### What is required
Pull out every line with the word "сложившейся" from the entries below.

[Dataset excerpt]

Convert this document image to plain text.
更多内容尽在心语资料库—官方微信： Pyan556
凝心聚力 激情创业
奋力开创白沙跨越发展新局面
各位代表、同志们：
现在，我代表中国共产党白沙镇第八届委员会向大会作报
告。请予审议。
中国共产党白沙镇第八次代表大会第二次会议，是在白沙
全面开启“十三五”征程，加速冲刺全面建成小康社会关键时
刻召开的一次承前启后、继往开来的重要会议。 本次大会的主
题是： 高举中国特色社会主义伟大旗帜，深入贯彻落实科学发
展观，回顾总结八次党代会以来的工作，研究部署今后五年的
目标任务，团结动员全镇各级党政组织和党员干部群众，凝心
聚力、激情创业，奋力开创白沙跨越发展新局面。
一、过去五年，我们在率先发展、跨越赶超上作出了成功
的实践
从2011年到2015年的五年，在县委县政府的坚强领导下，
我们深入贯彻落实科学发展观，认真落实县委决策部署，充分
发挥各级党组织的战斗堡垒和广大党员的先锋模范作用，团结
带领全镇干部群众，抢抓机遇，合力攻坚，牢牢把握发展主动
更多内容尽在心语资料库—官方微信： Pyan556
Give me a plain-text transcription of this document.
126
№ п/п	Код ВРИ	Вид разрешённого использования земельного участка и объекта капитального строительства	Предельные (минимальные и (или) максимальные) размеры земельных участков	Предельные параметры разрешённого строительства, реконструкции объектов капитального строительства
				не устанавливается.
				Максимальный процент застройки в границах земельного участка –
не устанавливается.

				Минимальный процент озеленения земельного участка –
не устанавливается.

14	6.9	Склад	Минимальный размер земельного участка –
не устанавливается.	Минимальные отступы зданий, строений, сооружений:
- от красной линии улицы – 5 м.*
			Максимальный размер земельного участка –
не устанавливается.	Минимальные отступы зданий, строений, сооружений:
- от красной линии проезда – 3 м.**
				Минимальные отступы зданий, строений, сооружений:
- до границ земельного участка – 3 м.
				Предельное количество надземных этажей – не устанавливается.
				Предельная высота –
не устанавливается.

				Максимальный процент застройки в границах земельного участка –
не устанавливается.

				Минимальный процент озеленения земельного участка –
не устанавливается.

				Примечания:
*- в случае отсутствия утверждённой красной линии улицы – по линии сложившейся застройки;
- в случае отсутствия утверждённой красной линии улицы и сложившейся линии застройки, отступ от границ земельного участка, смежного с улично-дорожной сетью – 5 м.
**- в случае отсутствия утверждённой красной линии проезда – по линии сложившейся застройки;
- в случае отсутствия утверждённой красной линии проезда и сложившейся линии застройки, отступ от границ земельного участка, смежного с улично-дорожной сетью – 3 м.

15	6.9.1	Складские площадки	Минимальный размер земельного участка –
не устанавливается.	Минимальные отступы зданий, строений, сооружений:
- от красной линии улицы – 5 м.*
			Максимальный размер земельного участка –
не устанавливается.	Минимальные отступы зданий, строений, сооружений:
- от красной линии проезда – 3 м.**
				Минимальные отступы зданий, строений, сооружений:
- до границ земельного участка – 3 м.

### Problem solution
*- в случае отсутствия утверждённой красной линии улицы – по линии сложившейся застройки;
- в случае отсутствия утверждённой красной линии улицы и сложившейся линии застройки, отступ от границ земельного участка, смежного с улично-дорожной сетью – 5 м.
**- в случае отсутствия утверждённой красной линии проезда – по линии сложившейся застройки;
- в случае отсутствия утверждённой красной линии проезда и сложившейся линии застройки, отступ от границ земельного участка, смежного с улично-дорожной сетью – 3 м.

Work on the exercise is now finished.